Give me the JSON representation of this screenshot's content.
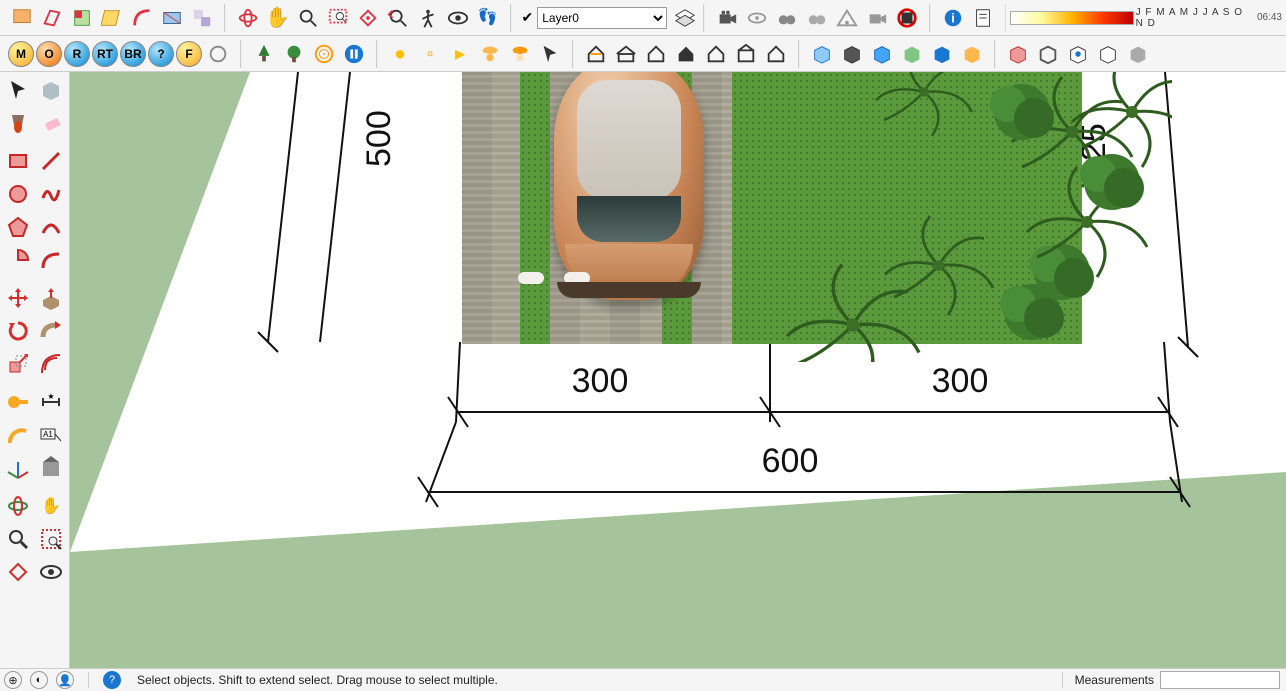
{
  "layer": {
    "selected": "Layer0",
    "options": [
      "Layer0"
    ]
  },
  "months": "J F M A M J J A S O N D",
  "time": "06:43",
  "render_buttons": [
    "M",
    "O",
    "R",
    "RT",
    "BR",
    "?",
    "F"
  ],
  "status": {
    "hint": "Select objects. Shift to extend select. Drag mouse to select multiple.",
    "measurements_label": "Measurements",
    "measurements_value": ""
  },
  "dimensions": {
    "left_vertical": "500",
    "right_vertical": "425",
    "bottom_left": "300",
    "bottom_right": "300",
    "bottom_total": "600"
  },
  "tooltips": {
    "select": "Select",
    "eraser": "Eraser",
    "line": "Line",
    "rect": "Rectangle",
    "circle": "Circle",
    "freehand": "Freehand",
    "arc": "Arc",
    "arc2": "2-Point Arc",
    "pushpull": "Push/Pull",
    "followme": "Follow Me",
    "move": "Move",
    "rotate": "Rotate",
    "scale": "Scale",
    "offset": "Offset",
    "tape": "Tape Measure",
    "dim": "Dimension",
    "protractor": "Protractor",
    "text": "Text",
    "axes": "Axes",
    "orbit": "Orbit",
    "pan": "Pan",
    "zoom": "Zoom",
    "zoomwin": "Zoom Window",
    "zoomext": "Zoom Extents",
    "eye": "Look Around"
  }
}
* * *
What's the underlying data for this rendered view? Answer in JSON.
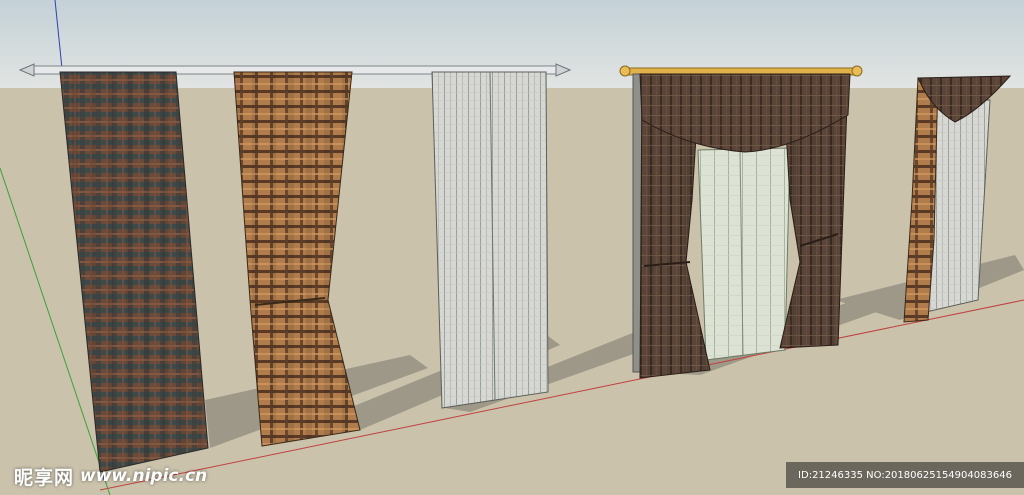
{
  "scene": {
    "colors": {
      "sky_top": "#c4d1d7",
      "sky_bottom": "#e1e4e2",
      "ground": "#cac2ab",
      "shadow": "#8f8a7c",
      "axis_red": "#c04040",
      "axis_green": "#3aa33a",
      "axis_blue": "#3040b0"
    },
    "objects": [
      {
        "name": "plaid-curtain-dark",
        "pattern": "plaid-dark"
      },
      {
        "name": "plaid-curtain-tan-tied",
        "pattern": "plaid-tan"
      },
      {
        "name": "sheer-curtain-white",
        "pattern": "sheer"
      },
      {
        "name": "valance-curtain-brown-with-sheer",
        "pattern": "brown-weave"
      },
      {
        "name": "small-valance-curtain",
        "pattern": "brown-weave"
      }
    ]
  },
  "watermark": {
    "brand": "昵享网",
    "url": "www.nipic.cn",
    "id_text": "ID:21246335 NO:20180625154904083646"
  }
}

Given problem: Count every line bearing the word "plaid"; report the total only.

The output: 4